***** EXTRACTED RECORDS
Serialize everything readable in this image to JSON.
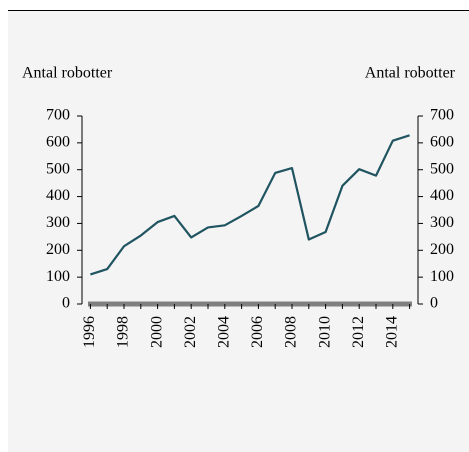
{
  "chart_data": {
    "type": "line",
    "ylabel": "Antal robotter",
    "y2label": "Antal robotter",
    "x": [
      1996,
      1997,
      1998,
      1999,
      2000,
      2001,
      2002,
      2003,
      2004,
      2005,
      2006,
      2007,
      2008,
      2009,
      2010,
      2011,
      2012,
      2013,
      2014,
      2015
    ],
    "series": [
      {
        "name": "Antal robotter",
        "color": "#1f5460",
        "values": [
          110,
          130,
          215,
          255,
          305,
          328,
          248,
          285,
          293,
          328,
          365,
          488,
          506,
          240,
          268,
          440,
          502,
          478,
          608,
          628
        ]
      }
    ],
    "xlim": [
      1995.5,
      2015.5
    ],
    "xticks": [
      1996,
      1998,
      2000,
      2002,
      2004,
      2006,
      2008,
      2010,
      2012,
      2014
    ],
    "ylim": [
      0,
      700
    ],
    "yticks": [
      0,
      100,
      200,
      300,
      400,
      500,
      600,
      700
    ],
    "y2lim": [
      0,
      700
    ],
    "y2ticks": [
      0,
      100,
      200,
      300,
      400,
      500,
      600,
      700
    ]
  }
}
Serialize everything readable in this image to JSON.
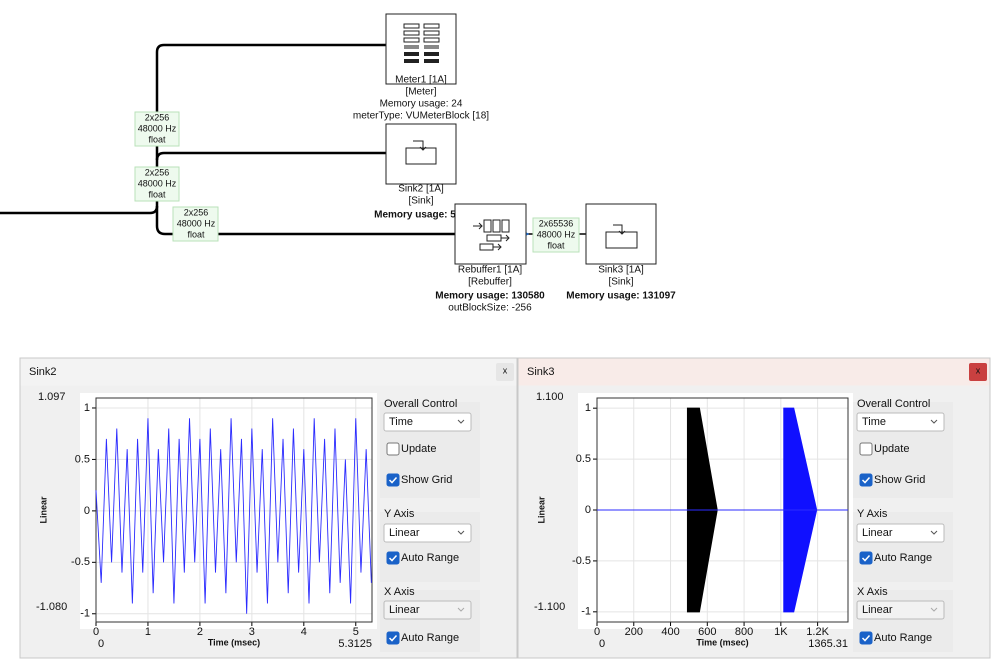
**********
▶ EXERCISE
Copy all the lines above that hold the string "robotter".

▶ PROBLEM SOLUTION
    "ylabel": "Antal robotter",
    "y2label": "Antal robotter",
        "name": "Antal robotter",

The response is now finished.